◆ Your goal ◆
Can you copy the items from the line with "Enumerate the UI" up to and including the line with "title-line-1: INTERBALL KEY", putting "y-axis-tick" wherever "y-tick-label" occurs and changing nothing else?

◆ Record excerpts ◆
-- Begin --

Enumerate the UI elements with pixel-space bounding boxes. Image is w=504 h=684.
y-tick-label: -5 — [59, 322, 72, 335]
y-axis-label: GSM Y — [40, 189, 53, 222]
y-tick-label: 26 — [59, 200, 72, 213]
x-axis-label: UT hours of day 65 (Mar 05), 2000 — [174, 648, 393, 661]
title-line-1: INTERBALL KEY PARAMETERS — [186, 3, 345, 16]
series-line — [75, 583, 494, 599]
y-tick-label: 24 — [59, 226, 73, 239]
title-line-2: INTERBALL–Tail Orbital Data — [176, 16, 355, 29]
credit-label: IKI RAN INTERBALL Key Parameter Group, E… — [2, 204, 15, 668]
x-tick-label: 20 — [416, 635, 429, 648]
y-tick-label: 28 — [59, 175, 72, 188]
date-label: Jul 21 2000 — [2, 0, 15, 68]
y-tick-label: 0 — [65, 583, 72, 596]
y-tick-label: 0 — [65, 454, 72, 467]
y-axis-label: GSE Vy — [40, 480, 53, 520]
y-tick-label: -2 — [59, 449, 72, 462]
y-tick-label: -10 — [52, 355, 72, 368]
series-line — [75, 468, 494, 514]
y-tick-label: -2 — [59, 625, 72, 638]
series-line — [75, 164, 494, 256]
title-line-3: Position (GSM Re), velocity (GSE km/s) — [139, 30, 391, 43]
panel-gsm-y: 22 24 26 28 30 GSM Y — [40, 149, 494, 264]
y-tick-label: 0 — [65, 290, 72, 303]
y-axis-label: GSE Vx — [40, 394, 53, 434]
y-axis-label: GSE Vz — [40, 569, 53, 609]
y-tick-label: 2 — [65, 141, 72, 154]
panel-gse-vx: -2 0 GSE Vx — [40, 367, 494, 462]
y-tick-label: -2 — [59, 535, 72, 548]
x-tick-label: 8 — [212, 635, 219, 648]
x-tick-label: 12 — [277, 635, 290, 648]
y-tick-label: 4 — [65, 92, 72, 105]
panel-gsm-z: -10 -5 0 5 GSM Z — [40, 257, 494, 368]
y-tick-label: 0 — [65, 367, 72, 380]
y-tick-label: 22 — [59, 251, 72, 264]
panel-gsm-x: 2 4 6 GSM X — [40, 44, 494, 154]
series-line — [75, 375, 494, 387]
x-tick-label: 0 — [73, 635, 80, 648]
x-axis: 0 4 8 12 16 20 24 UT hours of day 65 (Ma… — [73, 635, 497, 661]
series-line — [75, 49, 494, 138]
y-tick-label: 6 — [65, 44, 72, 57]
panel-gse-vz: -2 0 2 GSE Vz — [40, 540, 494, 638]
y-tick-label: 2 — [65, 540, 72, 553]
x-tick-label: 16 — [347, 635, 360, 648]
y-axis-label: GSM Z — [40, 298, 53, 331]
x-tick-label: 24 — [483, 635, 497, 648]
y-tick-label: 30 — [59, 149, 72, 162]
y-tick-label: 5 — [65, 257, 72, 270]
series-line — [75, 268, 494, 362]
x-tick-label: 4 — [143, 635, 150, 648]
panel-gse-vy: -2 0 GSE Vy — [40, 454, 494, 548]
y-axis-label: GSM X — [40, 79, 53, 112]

-- End --
-- Begin --

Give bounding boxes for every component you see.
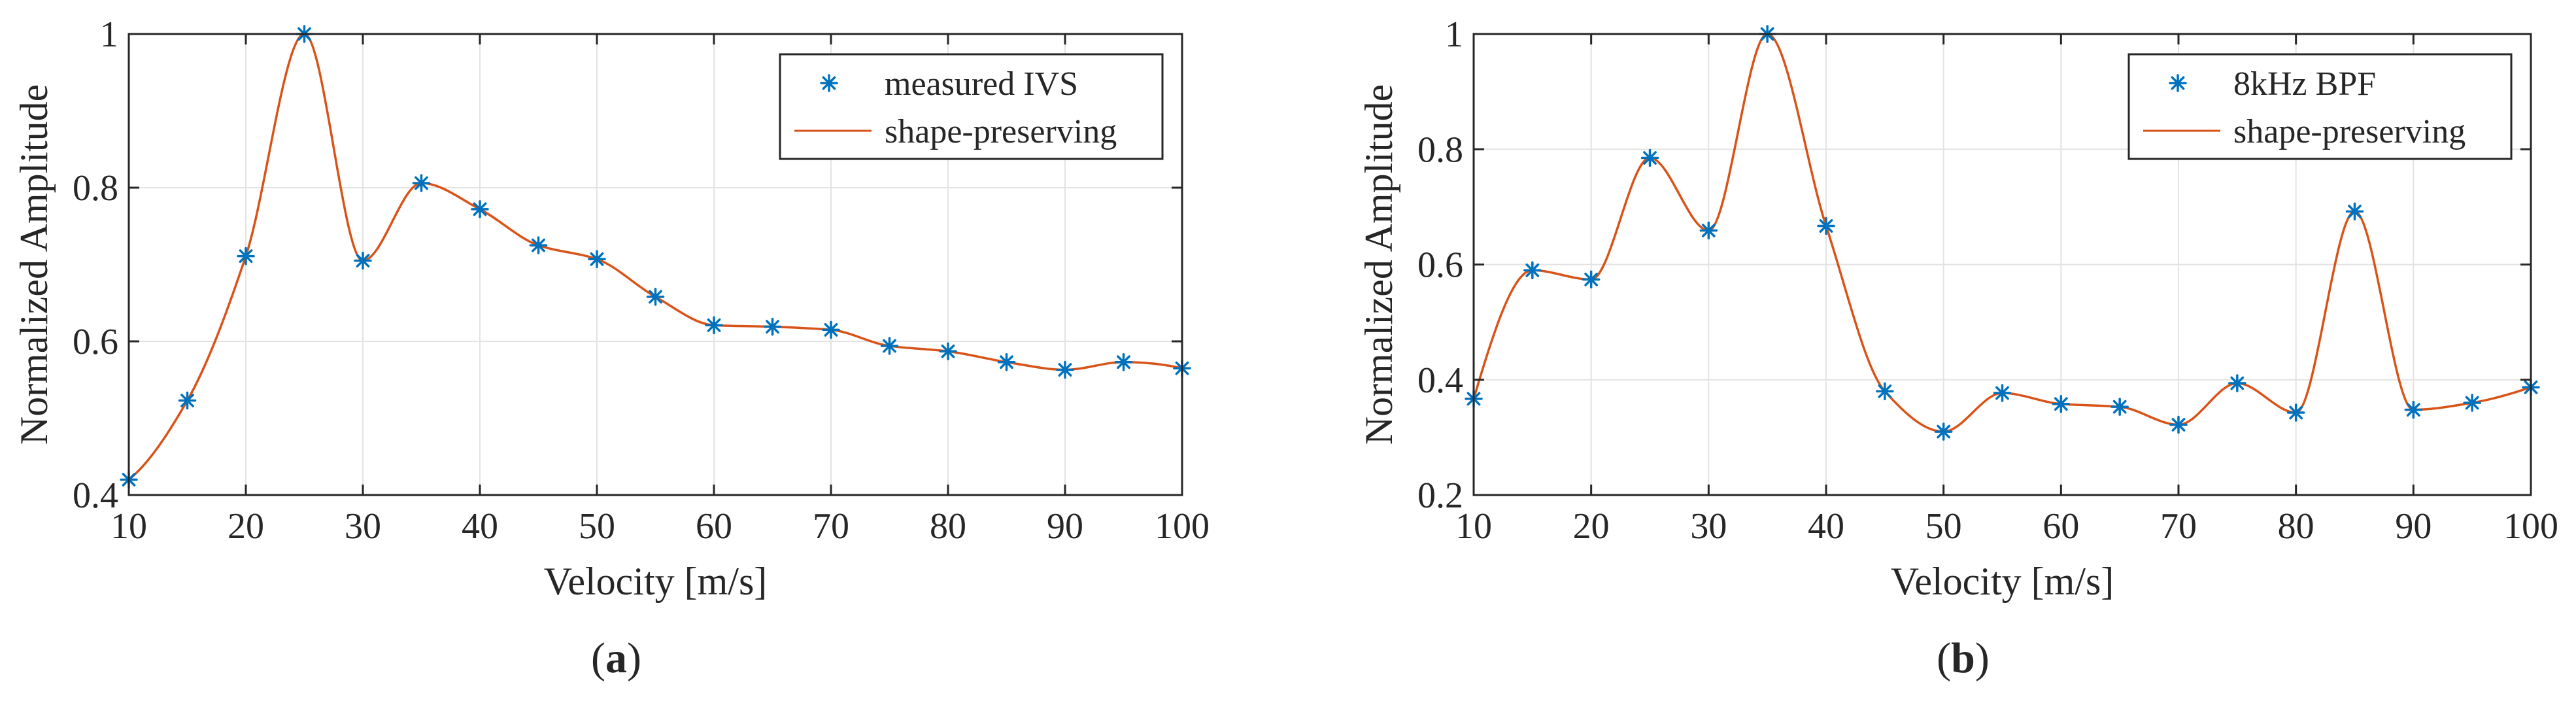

-- End --

◆ Exercise answer ◆
Enumerate the UI elements with pixel-space bounding boxes. Image is w=504 h=684.
y-axis-tick: -5 — [59, 322, 72, 335]
y-axis-label: GSM Y — [40, 189, 53, 222]
y-axis-tick: 26 — [59, 200, 72, 213]
x-axis-label: UT hours of day 65 (Mar 05), 2000 — [174, 648, 393, 661]
title-line-1: INTERBALL KEY PARAMETERS — [186, 3, 345, 16]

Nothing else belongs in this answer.